<<<<
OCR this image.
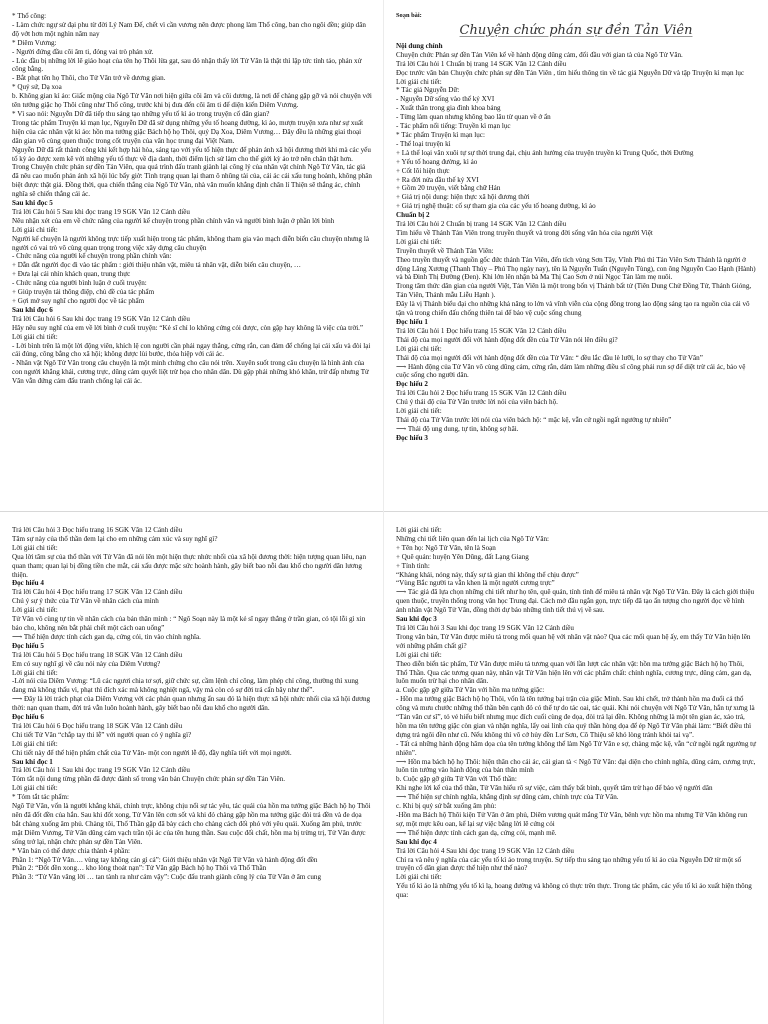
* Thổ công:

- Làm chức ngự sử đại phu từ đời Lý Nam Đế, chết vì cần vương nên được phong làm Thổ công, ban cho ngôi đền; giúp dân độ vớt hơn một nghìn năm nay

* Diêm Vương:

- Người đứng đầu cõi âm ti, đóng vai trò phán xử.

- Lúc đầu bị những lời lẽ giáo hoạt của tên họ Thôi lừa gạt, sau đó nhận thấy lời Tử Văn là thật thì lập tức tính tảo, phán xử công bằng.

- Bắt phạt tên họ Thôi, cho Tử Văn trở về dương gian.

* Quỷ sứ, Dạ xoa

b. Không gian kì ảo: Giấc mộng của Ngô Tử Văn nơi hiện giữa cõi âm và cõi dương, là nơi để chàng gặp gỡ và nói chuyện với tên tướng giặc họ Thôi cũng như Thổ công, trước khi bị đưa đến cõi âm ti để diện kiến Diêm Vương.

* Vì sao nói: Nguyễn Dữ đã tiếp thu sáng tạo những yếu tố kì ảo trong truyện cổ dân gian?

Trong tác phẩm Truyện kì mạn lục, Nguyễn Dữ đã sử dụng những yếu tố hoang đường, kì ảo, mượn truyện xưa như sự xuất hiện của các nhân vật kì ảo: hồn ma tướng giặc Bách hộ họ Thôi, quỷ Dạ Xoa, Diêm Vương… Đây đều là những giai thoại dân gian vô cùng quen thuộc trong cốt truyện của văn học trung đại Việt Nam.

Nguyễn Dữ đã rất thành công khi kết hợp hài hòa, sáng tạo với yếu tố hiện thực để phản ánh xã hội đương thời khi mà các yếu tố kỳ ảo được xem kẽ với những yếu tố thực về địa danh, thời điểm lịch sử làm cho thế giới kỳ ảo trở nên chân thật hơn.

Trong Chuyện chức phán sự đền Tản Viên, qua quá trình đấu tranh giành lại công lý của nhân vật chính Ngô Tử Văn, tác giả đã nêu cao muốn phản ánh xã hội lúc bấy giờ: Tình trạng quan lại tham ô nhũng tài của, cái ác cái xấu tung hoành, không phân biệt được thật giả. Đồng thời, qua chiến thắng của Ngô Tử Văn, nhà văn muốn khẳng định chân lí Thiện sẽ thắng ác, chính nghĩa sẽ chiến thắng cái ác.

Sau khi đọc 5

Trả lời Câu hỏi 5 Sau khi đọc trang 19 SGK Văn 12 Cánh diều

Nêu nhận xét của em về chức năng của người kể chuyện trong phần chính văn và người bình luận ở phần lời bình

Lời giải chi tiết:

Người kể chuyện là người không trực tiếp xuất hiện trong tác phẩm, không tham gia vào mạch diễn biến câu chuyện nhưng là người có vai trò vô cùng quan trọng trong việc xây dựng câu chuyện

- Chức năng của người kể chuyện trong phần chính văn:

+ Dẫn dắt người đọc đi vào tác phẩm : giới thiệu nhân vật, miêu tả nhân vật, diễn biến câu chuyện, …

+ Đưa lại cái nhìn khách quan, trung thực

- Chức năng của người bình luận ở cuối truyện:

+ Giúp truyện tải thông điệp, chủ đề của tác phẩm

+ Gợi mở suy nghĩ cho người đọc về tác phẩm

Sau khi đọc 6

Trả lời Câu hỏi 6 Sau khi đọc trang 19 SGK Văn 12 Cánh diều

Hãy nêu suy nghĩ của em về lời bình ở cuối truyện: “Kẻ sĩ chỉ lo không cứng cỏi được, còn gặp hay không là việc của trời.”

Lời giải chi tiết:

- Lời bình trên là một lời động viên, khích lệ con người cần phải ngay thẳng, cứng rắn, can đảm để chống lại cái xấu và đòi lại cái đúng, công bằng cho xã hội; không được lùi bước, thỏa hiệp với cái ác.

- Nhân vật Ngô Tử Văn trong câu chuyện là một minh chứng cho câu nói trên. Xuyên suốt trong câu chuyện là hình ảnh của con người khẳng khái, cương trực, dũng cảm quyết liệt trừ họa cho nhân dân. Dù gặp phải những khó khăn, trừ đấp nhưng Tử Văn vẫn đứng cảm đấu tranh chống lại cái ác.

Soạn bài:

Chuyện chức phán sự đền Tản Viên

Nội dung chính

Chuyện chức Phán sự đền Tản Viên kể về hành động dũng cảm, đối đầu với gian tà của Ngô Tử Văn.

Trả lời Câu hỏi 1 Chuẩn bị trang 14 SGK Văn 12 Cánh diều

Đọc trước văn bản Chuyện chức phán sự đền Tản Viên , tìm hiểu thông tin về tác giả Nguyễn Dữ và tập Truyện kì mạn lục

Lời giải chi tiết:

* Tác giả Nguyễn Dữ:

- Nguyễn Dữ sống vào thế kỷ XVI

- Xuất thân trong gia đình khoa bảng

- Từng làm quan nhưng không bao lâu từ quan về ở ẩn

- Tác phẩm nổi tiếng: Truyền kì mạn lục

* Tác phẩm Truyện kì mạn lục:

- Thể loại truyện kì

+ Là thể loại văn xuôi tự sự thời trung đại, chịu ảnh hưởng của truyện truyền kì Trung Quốc, thời Đường

+ Yếu tố hoang đường, kì ảo

+ Cốt lõi hiện thực

+ Ra đời nửa đầu thế kỷ XVI

+ Gồm 20 truyện, viết bằng chữ Hán

+ Giá trị nội dung: hiện thực xã hội đương thời

+ Giá trị nghệ thuật: cố sự tham gia của các yếu tố hoang đường, kì ảo

Chuẩn bị 2

Trả lời Câu hỏi 2 Chuẩn bị trang 14 SGK Văn 12 Cánh diều

Tìm hiểu về Thánh Tản Viên trong truyền thuyết và trong đời sống văn hóa của người Việt

Lời giải chi tiết:

Truyền thuyết về Thánh Tản Viên:

Theo truyền thuyết và nguồn gốc đức thánh Tản Viên, đến tích vùng Sơn Tây, Vĩnh Phú thì Tản Viên Sơn Thánh là người ở động Lăng Xương (Thanh Thủy – Phú Thọ ngày nay), tên là Nguyễn Tuấn (Nguyễn Tùng), con ông Nguyễn Cao Hạnh (Hành) và bà Đinh Thị Đường (Đen). Khi lớn lên nhận bà Ma Thị Cao Sơn ở núi Ngọc Tản làm mẹ nuôi.

Trong tâm thức dân gian của người Việt, Tản Viên là một trong bốn vị Thánh bất tử (Tiên Dung Chử Đồng Tử, Thánh Gióng, Tản Viên, Thánh mẫu Liễu Hạnh ).

Đây là vị Thánh biểu đại cho những khả năng to lớn và vĩnh viễn của cộng đồng trong lao động sáng tạo ra nguồn của cải vô tận và trong chiến đấu chống thiên tai để bảo vệ cuộc sống chung

Đọc hiểu 1

Trả lời Câu hỏi 1 Đọc hiểu trang 15 SGK Văn 12 Cánh diều

Thái độ của mọi người đối với hành động đốt đền của Tử Văn nói lên điều gì?

Lời giải chi tiết:

Thái độ của mọi người đối với hành động đốt đền của Tử Văn: “ đều lắc đầu lè lưỡi, lo sợ thay cho Tử Văn”

⟶ Hành động của Tử Văn vô cùng dũng cảm, cứng rắn, dám làm những điều sĩ công phải run sợ để diệt trừ cái ác, bảo vệ cuộc sống cho người dân.

Đọc hiểu 2

Trả lời Câu hỏi 2 Đọc hiểu trang 15 SGK Văn 12 Cánh diều

Chú ý thái độ của Tử Văn trước lời nói của viên bách hộ.

Lời giải chi tiết:

Thái độ của Tử Văn trước lời nói của viên bách hộ: “ mặc kệ, vẫn cứ ngồi ngất ngưởng tự nhiên”

⟶ Thái độ ung dung, tự tin, không sợ hãi.

Đọc hiểu 3

Trả lời Câu hỏi 3 Đọc hiểu trang 16 SGK Văn 12 Cánh diều

Tâm sự này của thổ thần đem lại cho em những cảm xúc và suy nghĩ gì?

Lời giải chi tiết:

Qua lời tâm sự của thổ thần với Tử Văn đã nói lên một hiện thực nhức nhối của xã hội đương thời: hiện tượng quan liêu, nạn quan tham; quan lại bị đồng tiền che mắt, cái xấu được mặc sức hoành hành, gây biết bao nỗi đau khổ cho người dân lương thiện.

Đọc hiểu 4

Trả lời Câu hỏi 4 Đọc hiểu trang 17 SGK Văn 12 Cánh diều

Chú ý sự ý thức của Tử Văn về nhân cách của mình

Lời giải chi tiết:

Tử Văn vô cùng tự tin về nhân cách của bản thân mình : “ Ngô Soạn này là một kẻ sĩ ngay thẳng ở trần gian, có tội lỗi gì xin bảo cho, không nên bắt phải chết một cách oan uổng”

⟶ Thể hiện được tính cách gan dạ, cứng cỏi, tin vào chính nghĩa.

Đọc hiểu 5

Trả lời Câu hỏi 5 Đọc hiểu trang 18 SGK Văn 12 Cánh diều

Em có suy nghĩ gì về câu nói này của Diêm Vương?

Lời giải chi tiết:

-Lời nói của Diêm Vương: “Lũ các ngươi chia tơ sợi, giữ chức sự, cầm lệnh chí công, làm phép chỉ công, thường thì xung đang mà không thấu vì, phạt thì đích xác mà không nghiệt ngã, vậy mà còn có sự đời trá cẩn bây như thế”.

⟶ Đây là lời trách phạt của Diêm Vương với các phán quan nhưng ẩn sau đó là hiện thực xã hội nhức nhối của xã hội đương thời: nạn quan tham, đời trá vẫn luôn hoành hành, gây biết bao nỗi đau khổ cho người dân.

Đọc hiểu 6

Trả lời Câu hỏi 6 Đọc hiểu trang 18 SGK Văn 12 Cánh diều

Chi tiết Tử Văn “chắp tay thi lễ” với người quan có ý nghĩa gì?

Lời giải chi tiết:

Chi tiết này để thể hiện phẩm chất của Tử Văn- một con người lễ độ, đầy nghĩa tiết với mọi người.

Sau khi đọc 1

Trả lời Câu hỏi 1 Sau khi đọc trang 19 SGK Văn 12 Cánh diều

Tóm tắt nội dung từng phần đã được đánh số trong văn bản Chuyện chức phán sự đền Tản Viên.

Lời giải chi tiết:

* Tóm tắt tác phẩm:

Ngô Tử Văn, vốn là người khẳng khái, chính trực, không chịu nổi sự tác yêu, tác quái của hồn ma tướng giặc Bách hộ họ Thôi nên đã đốt đền của hắn. Sau khi đốt xong, Tử Văn lên cơn sốt và khi đó chàng gặp hồn ma tướng giặc đòi trả đền và đe dọa bắt chàng xuống âm phủ. Chàng tôi, Thổ Thần gặp đã bày cách cho chàng cách đối phó với yêu quái. Xuống âm phủ, trước mặt Diêm Vương, Tử Văn dũng cảm vạch trần tội ác của tên hung thần. Sau cuộc đối chất, hồn ma bị trừng trị, Tử Văn được sống trở lại, nhận chức phán sự đền Tản Viên.

* Văn bản có thể được chia thành 4 phần:

Phần 1: “Ngô Tử Văn…. vùng tay không cản gì cả”: Giới thiệu nhân vật Ngô Tử Văn và hành động đốt đền

Phần 2: “Đốt đền xong… kho lòng thoát nạn”: Tử Văn gặp Bách hộ họ Thôi và Thổ Thần

Phần 3: “Tử Văn vâng lời … tan tành ra như cám vậy”: Cuộc đấu tranh giành công lý của Tử Văn ở âm cung

Lời giải chi tiết:

Những chi tiết liên quan đến lai lịch của Ngô Tử Văn:

+ Tên họ: Ngô Tử Văn, tên là Soạn

+ Quê quán: huyện Yên Dũng, đất Lạng Giang

+ Tính tình:

“Khảng khái, nóng nảy, thấy sự tà gian thì không thể chịu được”

“Vùng Bắc người ta vẫn khen là một người cương trực”

⟶ Tác giả đã lựa chọn những chi tiết như họ tên, quê quán, tính tình để miêu tả nhân vật Ngô Tử Văn. Đây là cách giới thiệu quen thuộc, truyền thống trong văn học Trung đại. Cách mở đầu ngắn gọn, trực tiếp đã tạo ấn tượng cho người đọc về hình ảnh nhân vật Ngô Tử Văn, đồng thời dự báo những tình tiết thú vị về sau.

Sau khi đọc 3

Trả lời Câu hỏi 3 Sau khi đọc trang 19 SGK Văn 12 Cánh diều

Trong văn bản, Tử Văn được miêu tả trong mối quan hệ với nhân vật nào? Qua các mối quan hệ ấy, em thấy Tử Văn hiện lên với những phẩm chất gì?

Lời giải chi tiết:

Theo diễn biến tác phẩm, Tử Văn được miêu tả tương quan với lần lượt các nhân vật: hồn ma tướng giặc Bách hộ họ Thôi, Thổ Thần. Qua các tương quan này, nhân vật Tử Văn hiện lên với các phẩm chất: chính nghĩa, cương trực, dũng cảm, gan dạ, luôn muốn trừ hại cho nhân dân.

a. Cuộc gặp gỡ giữa Tử Văn với hồn ma tướng giặc:

- Hồn ma tướng giặc Bách hộ họ Thôi, vốn là tên tướng bại trận của giặc Minh. Sau khi chết, trở thành hồn ma đuổi cả thổ công và mưu chước những thổ thần bên cạnh đó có thể tự do tác oai, tác quái. Khi nói chuyện với Ngô Tử Văn, hắn tự xưng là “Tản văn cư sĩ”, tỏ vẻ hiểu biết nhưng mục đích cuối cùng đe dọa, đòi trả lại đền. Không những là một tên gian ác, xảo trá, hồn ma tên tướng giặc còn gian và nhận nghĩa, lẩy oai linh của quỷ thần hòng dọa để ép Ngô Tử Văn phải làm: “Biết điều thì dựng trả ngôi đền như cũ. Nếu không thì vô cớ hủy đền Lư Sơn, Cô Thiệu sẽ khó lòng tránh khỏi tai vạ”.

- Tất cả những hành động hăm dọa của tên tướng không thể làm Ngô Tử Văn e sợ, chàng mặc kệ, vẫn “cứ ngồi ngất ngưởng tự nhiên”.

⟶ Hồn ma bách hộ họ Thôi: hiện thân cho cái ác, cái gian tà < Ngô Tử Văn: đại diện cho chính nghĩa, dũng cảm, cương trực, luôn tin tưởng vào hành động của bản thân mình

b. Cuộc gặp gỡ giữa Tử Văn với Thổ thần:

Khi nghe lời kể của thổ thần, Tử Văn hiểu rõ sự việc, cảm thấy bất bình, quyết tâm trừ hạo để bảo vệ người dân

⟶ Thể hiện sự chính nghĩa, khẳng định sự dũng cảm, chính trực của Tử Văn.

c. Khi bị quỷ sứ bắt xuống âm phủ:

-Hồn ma Bách hộ Thôi kiện Tử Văn ở âm phủ, Diêm vương quát mắng Tử Văn, bênh vực hồn ma nhưng Tử Văn không run sợ, một mực kêu oan, kể lại sự việc bằng lời lẽ cứng cỏi

⟶ Thể hiện được tính cách gan dạ, cứng cỏi, mạnh mẽ.

Sau khi đọc 4

Trả lời Câu hỏi 4 Sau khi đọc trang 19 SGK Văn 12 Cánh diều

Chỉ ra và nêu ý nghĩa của các yếu tố kì ảo trong truyện. Sự tiếp thu sáng tạo những yếu tố kì ảo của Nguyễn Dữ từ một số truyện cổ dân gian được thể hiện như thế nào?

Lời giải chi tiết:

Yếu tố kì ảo là những yếu tố kì lạ, hoang đường và không có thực trên thực. Trong tác phẩm, các yếu tố kì ảo xuất hiện thông qua:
>>>>
▸ **Your goal**
What count of lines in the listing contain the word "luận"? Reply with the number only.

▸ **Output for this task**
2